- [Exercise details]:
Repeat the whole of the data, keeping every detail the same.

- [Figure collection entries]:
--*--

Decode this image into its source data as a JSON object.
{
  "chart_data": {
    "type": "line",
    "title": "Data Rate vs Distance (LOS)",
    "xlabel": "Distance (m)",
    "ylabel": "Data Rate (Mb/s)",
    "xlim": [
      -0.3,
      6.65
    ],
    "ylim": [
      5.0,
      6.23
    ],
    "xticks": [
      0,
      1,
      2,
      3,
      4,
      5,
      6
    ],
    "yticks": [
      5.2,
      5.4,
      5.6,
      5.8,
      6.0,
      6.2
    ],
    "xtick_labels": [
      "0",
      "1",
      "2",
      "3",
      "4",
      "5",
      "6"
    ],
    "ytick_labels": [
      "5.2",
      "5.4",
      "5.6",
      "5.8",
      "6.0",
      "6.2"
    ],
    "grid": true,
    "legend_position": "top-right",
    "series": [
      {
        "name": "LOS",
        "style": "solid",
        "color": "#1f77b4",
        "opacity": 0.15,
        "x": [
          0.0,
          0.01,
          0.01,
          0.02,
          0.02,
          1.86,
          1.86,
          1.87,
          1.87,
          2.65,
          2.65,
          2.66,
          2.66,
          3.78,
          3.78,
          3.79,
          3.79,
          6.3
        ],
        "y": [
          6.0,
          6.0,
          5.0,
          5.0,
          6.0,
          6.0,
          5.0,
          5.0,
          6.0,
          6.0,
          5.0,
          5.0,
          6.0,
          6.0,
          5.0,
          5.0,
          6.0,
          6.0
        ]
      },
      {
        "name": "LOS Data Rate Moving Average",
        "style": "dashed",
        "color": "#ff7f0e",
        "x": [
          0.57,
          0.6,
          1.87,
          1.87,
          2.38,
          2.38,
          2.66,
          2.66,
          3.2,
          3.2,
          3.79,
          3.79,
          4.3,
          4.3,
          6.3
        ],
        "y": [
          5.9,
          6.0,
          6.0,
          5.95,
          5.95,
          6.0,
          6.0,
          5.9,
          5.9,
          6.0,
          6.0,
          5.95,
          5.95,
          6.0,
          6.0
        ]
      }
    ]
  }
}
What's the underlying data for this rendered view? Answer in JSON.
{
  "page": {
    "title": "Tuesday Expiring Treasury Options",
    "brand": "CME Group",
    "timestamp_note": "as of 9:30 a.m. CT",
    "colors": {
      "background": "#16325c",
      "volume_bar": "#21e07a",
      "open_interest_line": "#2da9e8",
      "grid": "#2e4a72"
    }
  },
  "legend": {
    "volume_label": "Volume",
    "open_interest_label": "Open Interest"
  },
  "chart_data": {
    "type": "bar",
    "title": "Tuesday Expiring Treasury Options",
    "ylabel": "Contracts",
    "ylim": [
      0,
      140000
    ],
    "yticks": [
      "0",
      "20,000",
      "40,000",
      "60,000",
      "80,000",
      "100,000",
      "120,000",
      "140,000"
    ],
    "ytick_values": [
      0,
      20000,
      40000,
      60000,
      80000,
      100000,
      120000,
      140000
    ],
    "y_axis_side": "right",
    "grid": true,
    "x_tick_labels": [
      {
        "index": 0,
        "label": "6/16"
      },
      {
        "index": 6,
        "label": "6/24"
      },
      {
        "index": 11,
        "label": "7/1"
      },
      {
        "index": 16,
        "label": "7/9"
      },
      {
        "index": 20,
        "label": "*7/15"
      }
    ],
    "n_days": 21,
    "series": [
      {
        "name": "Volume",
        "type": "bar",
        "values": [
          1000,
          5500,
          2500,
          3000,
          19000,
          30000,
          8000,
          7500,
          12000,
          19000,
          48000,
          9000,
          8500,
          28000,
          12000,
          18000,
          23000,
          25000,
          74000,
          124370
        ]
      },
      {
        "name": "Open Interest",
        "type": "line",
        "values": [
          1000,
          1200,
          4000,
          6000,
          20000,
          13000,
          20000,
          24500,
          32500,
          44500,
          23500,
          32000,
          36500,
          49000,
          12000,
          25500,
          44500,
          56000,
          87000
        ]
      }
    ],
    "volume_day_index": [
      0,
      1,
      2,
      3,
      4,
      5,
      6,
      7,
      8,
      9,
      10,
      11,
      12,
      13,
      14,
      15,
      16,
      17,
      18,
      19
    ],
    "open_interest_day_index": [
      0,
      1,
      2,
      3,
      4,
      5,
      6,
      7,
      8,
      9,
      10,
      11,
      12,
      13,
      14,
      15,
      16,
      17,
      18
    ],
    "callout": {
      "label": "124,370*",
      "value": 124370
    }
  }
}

--*--

- [Worked answer]:
Decode this image into its source data as a JSON object.
{
  "chart_data": {
    "type": "line",
    "title": "Data Rate vs Distance (LOS)",
    "xlabel": "Distance (m)",
    "ylabel": "Data Rate (Mb/s)",
    "xlim": [
      -0.3,
      6.65
    ],
    "ylim": [
      5.0,
      6.23
    ],
    "xticks": [
      0,
      1,
      2,
      3,
      4,
      5,
      6
    ],
    "yticks": [
      5.2,
      5.4,
      5.6,
      5.8,
      6.0,
      6.2
    ],
    "xtick_labels": [
      "0",
      "1",
      "2",
      "3",
      "4",
      "5",
      "6"
    ],
    "ytick_labels": [
      "5.2",
      "5.4",
      "5.6",
      "5.8",
      "6.0",
      "6.2"
    ],
    "grid": true,
    "legend_position": "top-right",
    "series": [
      {
        "name": "LOS",
        "style": "solid",
        "color": "#1f77b4",
        "opacity": 0.15,
        "x": [
          0.0,
          0.01,
          0.01,
          0.02,
          0.02,
          1.86,
          1.86,
          1.87,
          1.87,
          2.65,
          2.65,
          2.66,
          2.66,
          3.78,
          3.78,
          3.79,
          3.79,
          6.3
        ],
        "y": [
          6.0,
          6.0,
          5.0,
          5.0,
          6.0,
          6.0,
          5.0,
          5.0,
          6.0,
          6.0,
          5.0,
          5.0,
          6.0,
          6.0,
          5.0,
          5.0,
          6.0,
          6.0
        ]
      },
      {
        "name": "LOS Data Rate Moving Average",
        "style": "dashed",
        "color": "#ff7f0e",
        "x": [
          0.57,
          0.6,
          1.87,
          1.87,
          2.38,
          2.38,
          2.66,
          2.66,
          3.2,
          3.2,
          3.79,
          3.79,
          4.3,
          4.3,
          6.3
        ],
        "y": [
          5.9,
          6.0,
          6.0,
          5.95,
          5.95,
          6.0,
          6.0,
          5.9,
          5.9,
          6.0,
          6.0,
          5.95,
          5.95,
          6.0,
          6.0
        ]
      }
    ]
  }
}
What's the underlying data for this rendered view? Answer in JSON.
{
  "page": {
    "title": "Tuesday Expiring Treasury Options",
    "brand": "CME Group",
    "timestamp_note": "as of 9:30 a.m. CT",
    "colors": {
      "background": "#16325c",
      "volume_bar": "#21e07a",
      "open_interest_line": "#2da9e8",
      "grid": "#2e4a72"
    }
  },
  "legend": {
    "volume_label": "Volume",
    "open_interest_label": "Open Interest"
  },
  "chart_data": {
    "type": "bar",
    "title": "Tuesday Expiring Treasury Options",
    "ylabel": "Contracts",
    "ylim": [
      0,
      140000
    ],
    "yticks": [
      "0",
      "20,000",
      "40,000",
      "60,000",
      "80,000",
      "100,000",
      "120,000",
      "140,000"
    ],
    "ytick_values": [
      0,
      20000,
      40000,
      60000,
      80000,
      100000,
      120000,
      140000
    ],
    "y_axis_side": "right",
    "grid": true,
    "x_tick_labels": [
      {
        "index": 0,
        "label": "6/16"
      },
      {
        "index": 6,
        "label": "6/24"
      },
      {
        "index": 11,
        "label": "7/1"
      },
      {
        "index": 16,
        "label": "7/9"
      },
      {
        "index": 20,
        "label": "*7/15"
      }
    ],
    "n_days": 21,
    "series": [
      {
        "name": "Volume",
        "type": "bar",
        "values": [
          1000,
          5500,
          2500,
          3000,
          19000,
          30000,
          8000,
          7500,
          12000,
          19000,
          48000,
          9000,
          8500,
          28000,
          12000,
          18000,
          23000,
          25000,
          74000,
          124370
        ]
      },
      {
        "name": "Open Interest",
        "type": "line",
        "values": [
          1000,
          1200,
          4000,
          6000,
          20000,
          13000,
          20000,
          24500,
          32500,
          44500,
          23500,
          32000,
          36500,
          49000,
          12000,
          25500,
          44500,
          56000,
          87000
        ]
      }
    ],
    "volume_day_index": [
      0,
      1,
      2,
      3,
      4,
      5,
      6,
      7,
      8,
      9,
      10,
      11,
      12,
      13,
      14,
      15,
      16,
      17,
      18,
      19
    ],
    "open_interest_day_index": [
      0,
      1,
      2,
      3,
      4,
      5,
      6,
      7,
      8,
      9,
      10,
      11,
      12,
      13,
      14,
      15,
      16,
      17,
      18
    ],
    "callout": {
      "label": "124,370*",
      "value": 124370
    }
  }
}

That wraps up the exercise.